- **Task requirements**: Write the count of lines that contain the word "Wireless" and nothing else.

[Lines of data]
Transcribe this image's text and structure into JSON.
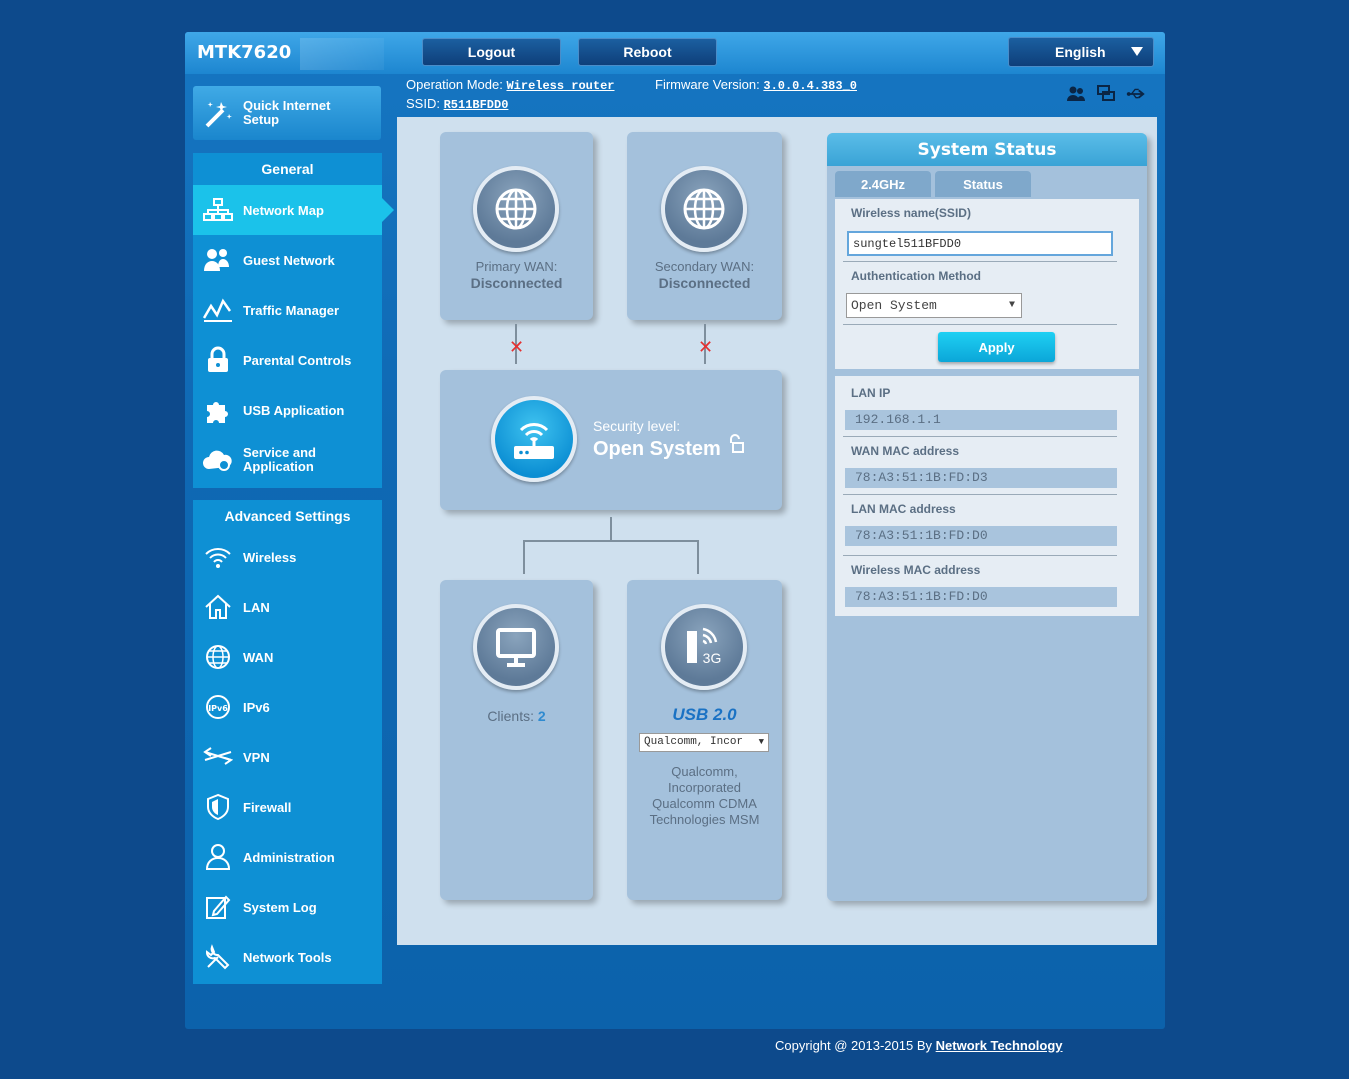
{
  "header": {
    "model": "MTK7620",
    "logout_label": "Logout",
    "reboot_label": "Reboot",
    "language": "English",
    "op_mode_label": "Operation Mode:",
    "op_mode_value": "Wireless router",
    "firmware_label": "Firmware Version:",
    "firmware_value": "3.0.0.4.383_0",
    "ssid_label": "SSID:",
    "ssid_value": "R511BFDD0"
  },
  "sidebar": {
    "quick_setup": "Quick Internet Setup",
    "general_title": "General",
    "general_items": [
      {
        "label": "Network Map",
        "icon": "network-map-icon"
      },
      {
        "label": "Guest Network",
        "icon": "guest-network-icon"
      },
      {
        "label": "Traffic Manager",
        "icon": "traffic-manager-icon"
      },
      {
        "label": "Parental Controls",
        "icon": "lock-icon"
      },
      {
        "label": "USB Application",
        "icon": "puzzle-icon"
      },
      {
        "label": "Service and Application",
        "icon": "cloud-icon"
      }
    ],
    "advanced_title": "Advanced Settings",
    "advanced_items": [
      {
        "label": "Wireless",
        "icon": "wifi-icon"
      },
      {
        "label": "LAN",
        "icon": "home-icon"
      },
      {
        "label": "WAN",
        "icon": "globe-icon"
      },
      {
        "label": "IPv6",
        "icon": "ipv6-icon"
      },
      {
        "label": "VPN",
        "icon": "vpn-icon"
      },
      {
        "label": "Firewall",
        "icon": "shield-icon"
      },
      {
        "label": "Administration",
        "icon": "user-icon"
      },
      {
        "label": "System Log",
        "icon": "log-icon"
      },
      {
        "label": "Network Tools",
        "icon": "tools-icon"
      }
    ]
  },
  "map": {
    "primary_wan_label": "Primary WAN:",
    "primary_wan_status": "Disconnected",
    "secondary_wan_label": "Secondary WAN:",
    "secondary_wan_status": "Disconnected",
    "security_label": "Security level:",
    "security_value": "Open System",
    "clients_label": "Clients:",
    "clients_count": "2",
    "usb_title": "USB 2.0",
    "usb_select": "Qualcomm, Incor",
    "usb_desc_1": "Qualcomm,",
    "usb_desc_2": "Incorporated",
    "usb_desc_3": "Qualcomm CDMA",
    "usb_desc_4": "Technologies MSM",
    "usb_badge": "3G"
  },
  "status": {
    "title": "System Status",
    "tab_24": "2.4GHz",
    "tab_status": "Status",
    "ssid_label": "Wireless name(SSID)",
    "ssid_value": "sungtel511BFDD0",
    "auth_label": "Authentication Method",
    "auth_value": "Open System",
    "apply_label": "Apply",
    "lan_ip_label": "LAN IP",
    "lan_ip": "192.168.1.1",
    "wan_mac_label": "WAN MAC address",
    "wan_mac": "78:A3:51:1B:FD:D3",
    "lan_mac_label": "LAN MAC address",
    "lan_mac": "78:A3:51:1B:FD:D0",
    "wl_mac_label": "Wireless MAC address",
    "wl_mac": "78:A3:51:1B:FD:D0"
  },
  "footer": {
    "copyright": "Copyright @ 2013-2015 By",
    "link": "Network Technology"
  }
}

...

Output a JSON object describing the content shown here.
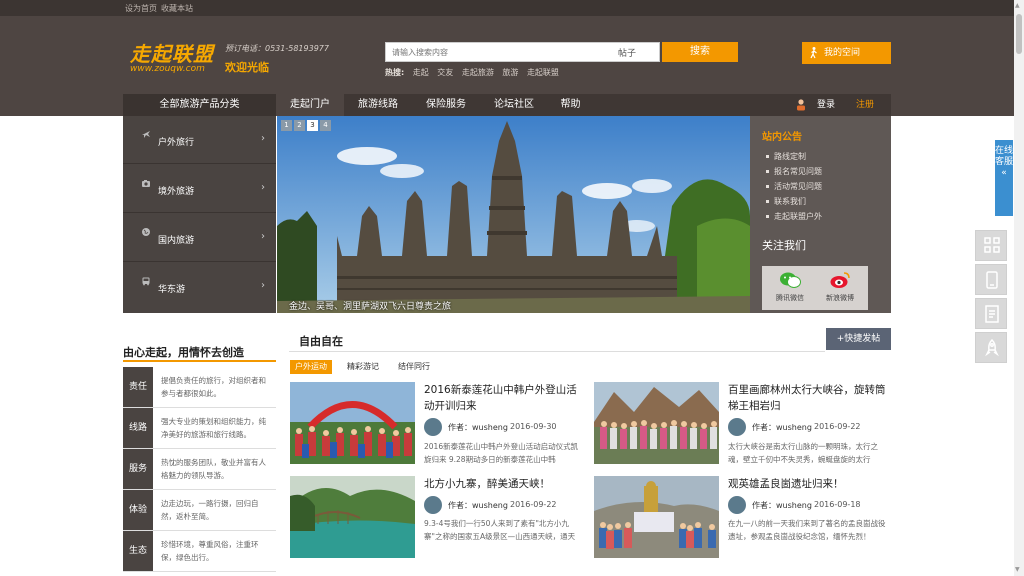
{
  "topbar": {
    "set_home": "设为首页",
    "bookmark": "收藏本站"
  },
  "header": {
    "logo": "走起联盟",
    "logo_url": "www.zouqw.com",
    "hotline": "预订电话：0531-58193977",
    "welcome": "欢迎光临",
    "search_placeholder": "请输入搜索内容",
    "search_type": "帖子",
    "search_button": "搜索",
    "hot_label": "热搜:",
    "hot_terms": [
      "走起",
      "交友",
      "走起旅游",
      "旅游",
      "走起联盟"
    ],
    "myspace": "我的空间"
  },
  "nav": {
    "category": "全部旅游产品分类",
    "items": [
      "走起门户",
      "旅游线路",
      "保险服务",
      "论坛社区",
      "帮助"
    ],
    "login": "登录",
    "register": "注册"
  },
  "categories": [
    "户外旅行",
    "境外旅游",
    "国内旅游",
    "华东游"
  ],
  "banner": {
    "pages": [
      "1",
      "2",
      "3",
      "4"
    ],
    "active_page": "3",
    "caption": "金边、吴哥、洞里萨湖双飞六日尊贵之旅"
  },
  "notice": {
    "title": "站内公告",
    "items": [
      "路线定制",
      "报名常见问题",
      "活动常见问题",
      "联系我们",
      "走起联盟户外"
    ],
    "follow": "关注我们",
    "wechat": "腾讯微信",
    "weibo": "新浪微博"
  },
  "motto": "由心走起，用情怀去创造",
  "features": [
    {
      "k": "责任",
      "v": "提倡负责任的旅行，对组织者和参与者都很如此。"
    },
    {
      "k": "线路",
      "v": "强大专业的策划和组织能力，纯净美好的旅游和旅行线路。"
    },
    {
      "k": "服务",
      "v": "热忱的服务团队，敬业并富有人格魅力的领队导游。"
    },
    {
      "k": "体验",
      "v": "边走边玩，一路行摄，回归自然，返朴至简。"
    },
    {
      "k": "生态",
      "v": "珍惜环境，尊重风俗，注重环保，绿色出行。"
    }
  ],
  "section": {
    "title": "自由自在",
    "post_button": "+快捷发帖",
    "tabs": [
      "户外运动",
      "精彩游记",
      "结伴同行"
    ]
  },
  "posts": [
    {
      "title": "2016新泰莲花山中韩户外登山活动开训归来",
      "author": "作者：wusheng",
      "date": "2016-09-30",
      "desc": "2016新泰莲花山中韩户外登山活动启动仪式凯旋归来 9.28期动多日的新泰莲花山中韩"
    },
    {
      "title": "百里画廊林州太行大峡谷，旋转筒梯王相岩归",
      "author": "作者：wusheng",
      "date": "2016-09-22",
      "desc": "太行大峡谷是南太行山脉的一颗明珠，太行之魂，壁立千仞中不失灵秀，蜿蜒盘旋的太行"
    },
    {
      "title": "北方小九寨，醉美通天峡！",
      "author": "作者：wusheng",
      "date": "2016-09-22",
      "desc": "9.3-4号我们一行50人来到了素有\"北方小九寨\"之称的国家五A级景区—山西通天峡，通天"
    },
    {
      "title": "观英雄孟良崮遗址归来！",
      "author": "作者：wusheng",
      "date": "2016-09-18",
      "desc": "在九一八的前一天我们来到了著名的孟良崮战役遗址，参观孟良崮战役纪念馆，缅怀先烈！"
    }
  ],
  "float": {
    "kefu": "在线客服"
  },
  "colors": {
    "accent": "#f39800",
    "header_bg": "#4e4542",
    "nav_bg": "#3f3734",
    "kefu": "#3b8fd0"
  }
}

- **Result**: 4